## [EXERCISE REQUIREMENTS]
A. According to the article on Lockheed Martin's Miniature Hit-to-Kill interceptor, what is the dollar value of the Army contract?
B. Copy the entries word for word, from their first line through the line that contains "1950, 657, 1960]".

This Tiny Missile Smashes Incoming Artillery Rounds, Drones, And Possibly Much More

Lockheed Martin's Miniature Hit-to-Kill interceptor is small and cheap, which could make it an attractive option to defend various platforms.

Joseph Trevithick

The U.S. Army has awarded Lockheed Martin a $2.6 million contract to continue development of its Miniature Hit-to-Kill interceptor, or MHTK. The service is interested in using the weapon to help troops on the ground knock down incoming artillery projectiles and small unmanned aerial vehicles, but the tiny missile, or other designs leveraging some portion of its technology, could possibly evolve to take on other roles.

The Maryland-headquartered defense contractor announced the deal in a press release on June 13, 2018. The contract also moves the MHTK out of the experimental science and technology phase and into formal development. The Army is pursuing the interceptor as one of the multiple weapons that will work with its truck-mounted Multi-Mission Launcher as part of what is now called the Extended Mission Area Missile (EMAM) program. The launcher and the rest of the complete air defense system, including a networked command and control setup and mobile fire-control radar, are part of the larger and obtusely named Indirect Fire Protection Capability, Increment 2 – Intercept, or IFPC Inc 2-I, effort.

## [MATERIAL FOR THIS EXERCISE]
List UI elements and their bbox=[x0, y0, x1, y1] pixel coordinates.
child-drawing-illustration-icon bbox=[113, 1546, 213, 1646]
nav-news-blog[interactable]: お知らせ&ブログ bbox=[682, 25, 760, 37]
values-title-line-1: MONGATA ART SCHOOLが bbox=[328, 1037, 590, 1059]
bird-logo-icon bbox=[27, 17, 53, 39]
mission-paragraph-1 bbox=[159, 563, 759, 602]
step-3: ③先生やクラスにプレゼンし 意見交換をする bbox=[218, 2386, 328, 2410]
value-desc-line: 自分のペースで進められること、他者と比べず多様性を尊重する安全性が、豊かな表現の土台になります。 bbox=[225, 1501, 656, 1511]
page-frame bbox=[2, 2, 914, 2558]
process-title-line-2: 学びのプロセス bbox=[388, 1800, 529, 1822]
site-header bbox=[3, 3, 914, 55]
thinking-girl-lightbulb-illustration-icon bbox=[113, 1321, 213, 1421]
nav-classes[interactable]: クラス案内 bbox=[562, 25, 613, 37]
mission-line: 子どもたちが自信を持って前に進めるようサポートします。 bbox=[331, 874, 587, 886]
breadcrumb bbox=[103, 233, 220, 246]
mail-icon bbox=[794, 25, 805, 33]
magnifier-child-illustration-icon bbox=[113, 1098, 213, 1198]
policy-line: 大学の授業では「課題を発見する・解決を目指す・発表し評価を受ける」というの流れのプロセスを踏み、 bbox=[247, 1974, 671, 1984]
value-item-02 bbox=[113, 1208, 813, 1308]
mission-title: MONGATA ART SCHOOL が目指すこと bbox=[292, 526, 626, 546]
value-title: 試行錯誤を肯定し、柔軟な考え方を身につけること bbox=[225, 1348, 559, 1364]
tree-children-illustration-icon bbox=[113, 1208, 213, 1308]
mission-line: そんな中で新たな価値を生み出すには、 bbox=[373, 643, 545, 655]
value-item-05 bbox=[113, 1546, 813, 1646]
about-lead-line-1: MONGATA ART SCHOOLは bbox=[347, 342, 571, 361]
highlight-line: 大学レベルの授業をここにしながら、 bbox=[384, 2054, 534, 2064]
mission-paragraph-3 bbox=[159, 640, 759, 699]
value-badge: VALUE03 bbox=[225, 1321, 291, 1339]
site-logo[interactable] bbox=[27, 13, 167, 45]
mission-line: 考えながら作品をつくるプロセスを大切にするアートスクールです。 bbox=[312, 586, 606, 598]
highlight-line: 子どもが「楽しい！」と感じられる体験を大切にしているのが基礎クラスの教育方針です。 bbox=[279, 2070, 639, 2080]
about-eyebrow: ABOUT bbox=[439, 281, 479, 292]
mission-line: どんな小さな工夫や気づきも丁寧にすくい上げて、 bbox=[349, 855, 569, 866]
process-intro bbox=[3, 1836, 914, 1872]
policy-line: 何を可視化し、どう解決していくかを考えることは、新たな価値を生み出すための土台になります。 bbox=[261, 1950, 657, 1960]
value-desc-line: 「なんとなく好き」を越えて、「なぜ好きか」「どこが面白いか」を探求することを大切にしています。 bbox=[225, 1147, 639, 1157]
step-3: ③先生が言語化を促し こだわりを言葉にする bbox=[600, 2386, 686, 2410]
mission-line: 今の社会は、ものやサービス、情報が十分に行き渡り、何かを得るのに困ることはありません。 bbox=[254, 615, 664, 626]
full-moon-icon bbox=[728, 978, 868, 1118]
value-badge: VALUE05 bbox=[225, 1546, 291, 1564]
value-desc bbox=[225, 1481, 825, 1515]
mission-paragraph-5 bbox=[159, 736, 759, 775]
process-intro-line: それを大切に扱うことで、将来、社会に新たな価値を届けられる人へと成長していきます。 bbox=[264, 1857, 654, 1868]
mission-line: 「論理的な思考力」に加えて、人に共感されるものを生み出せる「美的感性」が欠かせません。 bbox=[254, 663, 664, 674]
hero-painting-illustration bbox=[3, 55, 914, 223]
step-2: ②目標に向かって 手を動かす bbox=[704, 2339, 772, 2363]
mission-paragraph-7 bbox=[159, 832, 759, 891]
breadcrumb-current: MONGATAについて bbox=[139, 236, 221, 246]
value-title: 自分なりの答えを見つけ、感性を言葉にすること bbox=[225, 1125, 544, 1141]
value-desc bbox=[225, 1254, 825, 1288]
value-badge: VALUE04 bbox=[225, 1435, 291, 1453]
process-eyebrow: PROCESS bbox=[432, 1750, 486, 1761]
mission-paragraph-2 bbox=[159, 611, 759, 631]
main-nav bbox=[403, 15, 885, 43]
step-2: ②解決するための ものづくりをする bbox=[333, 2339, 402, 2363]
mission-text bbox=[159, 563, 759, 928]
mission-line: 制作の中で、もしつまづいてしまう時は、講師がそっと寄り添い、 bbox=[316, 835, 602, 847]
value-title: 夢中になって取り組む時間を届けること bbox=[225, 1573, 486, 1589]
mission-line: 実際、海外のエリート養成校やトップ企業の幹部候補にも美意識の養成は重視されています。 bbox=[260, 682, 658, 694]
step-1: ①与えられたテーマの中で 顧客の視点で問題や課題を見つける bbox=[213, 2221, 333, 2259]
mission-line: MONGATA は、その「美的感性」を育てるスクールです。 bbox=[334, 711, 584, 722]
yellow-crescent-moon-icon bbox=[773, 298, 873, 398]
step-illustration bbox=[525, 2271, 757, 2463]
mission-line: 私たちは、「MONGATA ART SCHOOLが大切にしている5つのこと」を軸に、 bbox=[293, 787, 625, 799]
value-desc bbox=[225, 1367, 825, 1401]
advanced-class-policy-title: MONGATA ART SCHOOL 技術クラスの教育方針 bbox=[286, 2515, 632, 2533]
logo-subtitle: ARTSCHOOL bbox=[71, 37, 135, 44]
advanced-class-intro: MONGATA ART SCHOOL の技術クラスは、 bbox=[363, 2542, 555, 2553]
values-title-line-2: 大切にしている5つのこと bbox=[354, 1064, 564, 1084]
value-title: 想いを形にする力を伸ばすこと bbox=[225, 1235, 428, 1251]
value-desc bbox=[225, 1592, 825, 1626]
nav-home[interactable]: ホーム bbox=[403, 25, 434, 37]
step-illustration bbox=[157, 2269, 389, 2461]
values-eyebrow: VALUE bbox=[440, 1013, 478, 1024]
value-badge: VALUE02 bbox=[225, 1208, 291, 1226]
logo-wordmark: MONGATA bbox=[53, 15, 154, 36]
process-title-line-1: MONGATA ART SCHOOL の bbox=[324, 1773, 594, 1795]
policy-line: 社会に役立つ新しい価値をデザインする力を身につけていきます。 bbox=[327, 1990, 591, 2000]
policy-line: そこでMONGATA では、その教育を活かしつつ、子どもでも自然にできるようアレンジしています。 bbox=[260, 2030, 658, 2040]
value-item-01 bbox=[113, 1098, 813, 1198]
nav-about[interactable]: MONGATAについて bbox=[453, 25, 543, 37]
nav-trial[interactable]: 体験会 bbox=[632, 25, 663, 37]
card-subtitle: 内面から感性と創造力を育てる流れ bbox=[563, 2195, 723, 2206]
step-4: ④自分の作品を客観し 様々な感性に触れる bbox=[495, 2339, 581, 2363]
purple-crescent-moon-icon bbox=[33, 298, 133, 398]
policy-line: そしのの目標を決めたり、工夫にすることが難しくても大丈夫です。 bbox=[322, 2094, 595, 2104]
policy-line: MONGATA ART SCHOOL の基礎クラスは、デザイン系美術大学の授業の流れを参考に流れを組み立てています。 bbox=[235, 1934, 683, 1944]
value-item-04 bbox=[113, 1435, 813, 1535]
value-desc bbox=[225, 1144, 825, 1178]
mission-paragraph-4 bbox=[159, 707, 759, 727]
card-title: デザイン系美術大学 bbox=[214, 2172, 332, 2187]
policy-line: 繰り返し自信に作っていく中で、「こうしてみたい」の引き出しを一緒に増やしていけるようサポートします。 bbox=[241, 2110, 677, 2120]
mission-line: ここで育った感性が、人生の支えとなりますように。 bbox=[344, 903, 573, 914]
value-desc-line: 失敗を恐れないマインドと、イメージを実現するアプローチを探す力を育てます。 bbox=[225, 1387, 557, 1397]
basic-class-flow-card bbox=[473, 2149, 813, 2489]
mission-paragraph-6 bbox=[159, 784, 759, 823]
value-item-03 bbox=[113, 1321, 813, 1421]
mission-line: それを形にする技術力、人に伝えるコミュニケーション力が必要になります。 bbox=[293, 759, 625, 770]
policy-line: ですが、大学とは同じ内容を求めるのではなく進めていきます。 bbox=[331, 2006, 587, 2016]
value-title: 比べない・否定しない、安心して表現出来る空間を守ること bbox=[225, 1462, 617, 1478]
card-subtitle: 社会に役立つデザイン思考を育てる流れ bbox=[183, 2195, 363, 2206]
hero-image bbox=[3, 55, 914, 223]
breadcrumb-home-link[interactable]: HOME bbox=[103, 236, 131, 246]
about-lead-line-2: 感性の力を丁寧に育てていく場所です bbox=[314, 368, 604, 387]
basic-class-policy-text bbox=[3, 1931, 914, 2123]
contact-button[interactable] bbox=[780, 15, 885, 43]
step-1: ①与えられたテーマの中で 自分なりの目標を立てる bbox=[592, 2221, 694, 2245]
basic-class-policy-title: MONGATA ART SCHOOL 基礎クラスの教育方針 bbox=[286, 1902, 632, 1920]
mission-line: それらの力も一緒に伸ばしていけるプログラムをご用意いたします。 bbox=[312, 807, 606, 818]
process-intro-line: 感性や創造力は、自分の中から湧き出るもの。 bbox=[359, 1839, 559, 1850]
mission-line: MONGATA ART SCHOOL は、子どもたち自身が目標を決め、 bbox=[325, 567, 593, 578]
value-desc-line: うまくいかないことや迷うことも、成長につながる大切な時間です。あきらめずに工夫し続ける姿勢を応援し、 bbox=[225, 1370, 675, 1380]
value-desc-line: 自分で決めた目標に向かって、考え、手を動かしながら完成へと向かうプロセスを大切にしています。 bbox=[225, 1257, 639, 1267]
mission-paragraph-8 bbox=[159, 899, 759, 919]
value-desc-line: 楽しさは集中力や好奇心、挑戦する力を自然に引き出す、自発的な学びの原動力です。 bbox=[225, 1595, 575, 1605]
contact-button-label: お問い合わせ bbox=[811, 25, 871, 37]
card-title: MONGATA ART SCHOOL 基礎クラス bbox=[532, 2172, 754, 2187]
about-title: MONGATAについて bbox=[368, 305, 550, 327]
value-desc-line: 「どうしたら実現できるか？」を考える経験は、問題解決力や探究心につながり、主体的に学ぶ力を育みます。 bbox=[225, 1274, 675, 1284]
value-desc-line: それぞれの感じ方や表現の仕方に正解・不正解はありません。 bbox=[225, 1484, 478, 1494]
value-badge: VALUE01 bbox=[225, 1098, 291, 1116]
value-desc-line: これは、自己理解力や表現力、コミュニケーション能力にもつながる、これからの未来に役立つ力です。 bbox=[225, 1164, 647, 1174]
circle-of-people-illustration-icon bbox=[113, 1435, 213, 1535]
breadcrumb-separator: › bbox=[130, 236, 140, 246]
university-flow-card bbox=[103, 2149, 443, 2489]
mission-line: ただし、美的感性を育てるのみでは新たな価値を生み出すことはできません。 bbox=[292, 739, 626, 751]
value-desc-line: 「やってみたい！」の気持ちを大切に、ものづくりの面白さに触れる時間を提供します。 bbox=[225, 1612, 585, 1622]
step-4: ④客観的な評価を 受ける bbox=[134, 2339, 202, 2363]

## [CORRECT ANSWERS]
A. $2.6 million

B.
List UI elements and their bbox=[x0, y0, x1, y1] pixel coordinates.
child-drawing-illustration-icon bbox=[113, 1546, 213, 1646]
nav-news-blog[interactable]: お知らせ&ブログ bbox=[682, 25, 760, 37]
values-title-line-1: MONGATA ART SCHOOLが bbox=[328, 1037, 590, 1059]
bird-logo-icon bbox=[27, 17, 53, 39]
mission-paragraph-1 bbox=[159, 563, 759, 602]
step-3: ③先生やクラスにプレゼンし 意見交換をする bbox=[218, 2386, 328, 2410]
value-desc-line: 自分のペースで進められること、他者と比べず多様性を尊重する安全性が、豊かな表現の土台になります。 bbox=[225, 1501, 656, 1511]
page-frame bbox=[2, 2, 914, 2558]
process-title-line-2: 学びのプロセス bbox=[388, 1800, 529, 1822]
site-header bbox=[3, 3, 914, 55]
thinking-girl-lightbulb-illustration-icon bbox=[113, 1321, 213, 1421]
nav-classes[interactable]: クラス案内 bbox=[562, 25, 613, 37]
mission-line: 子どもたちが自信を持って前に進めるようサポートします。 bbox=[331, 874, 587, 886]
breadcrumb bbox=[103, 233, 220, 246]
mail-icon bbox=[794, 25, 805, 33]
magnifier-child-illustration-icon bbox=[113, 1098, 213, 1198]
policy-line: 大学の授業では「課題を発見する・解決を目指す・発表し評価を受ける」というの流れのプロセスを踏み、 bbox=[247, 1974, 671, 1984]
value-item-02 bbox=[113, 1208, 813, 1308]
mission-title: MONGATA ART SCHOOL が目指すこと bbox=[292, 526, 626, 546]
value-title: 試行錯誤を肯定し、柔軟な考え方を身につけること bbox=[225, 1348, 559, 1364]
tree-children-illustration-icon bbox=[113, 1208, 213, 1308]
mission-line: そんな中で新たな価値を生み出すには、 bbox=[373, 643, 545, 655]
value-item-05 bbox=[113, 1546, 813, 1646]
about-lead-line-1: MONGATA ART SCHOOLは bbox=[347, 342, 571, 361]
highlight-line: 大学レベルの授業をここにしながら、 bbox=[384, 2054, 534, 2064]
mission-paragraph-3 bbox=[159, 640, 759, 699]
value-badge: VALUE03 bbox=[225, 1321, 291, 1339]
site-logo[interactable] bbox=[27, 13, 167, 45]
mission-line: 考えながら作品をつくるプロセスを大切にするアートスクールです。 bbox=[312, 586, 606, 598]
highlight-line: 子どもが「楽しい！」と感じられる体験を大切にしているのが基礎クラスの教育方針です。 bbox=[279, 2070, 639, 2080]
about-eyebrow: ABOUT bbox=[439, 281, 479, 292]
mission-line: どんな小さな工夫や気づきも丁寧にすくい上げて、 bbox=[349, 855, 569, 866]
process-intro bbox=[3, 1836, 914, 1872]
policy-line: 何を可視化し、どう解決していくかを考えることは、新たな価値を生み出すための土台になります。 bbox=[261, 1950, 657, 1960]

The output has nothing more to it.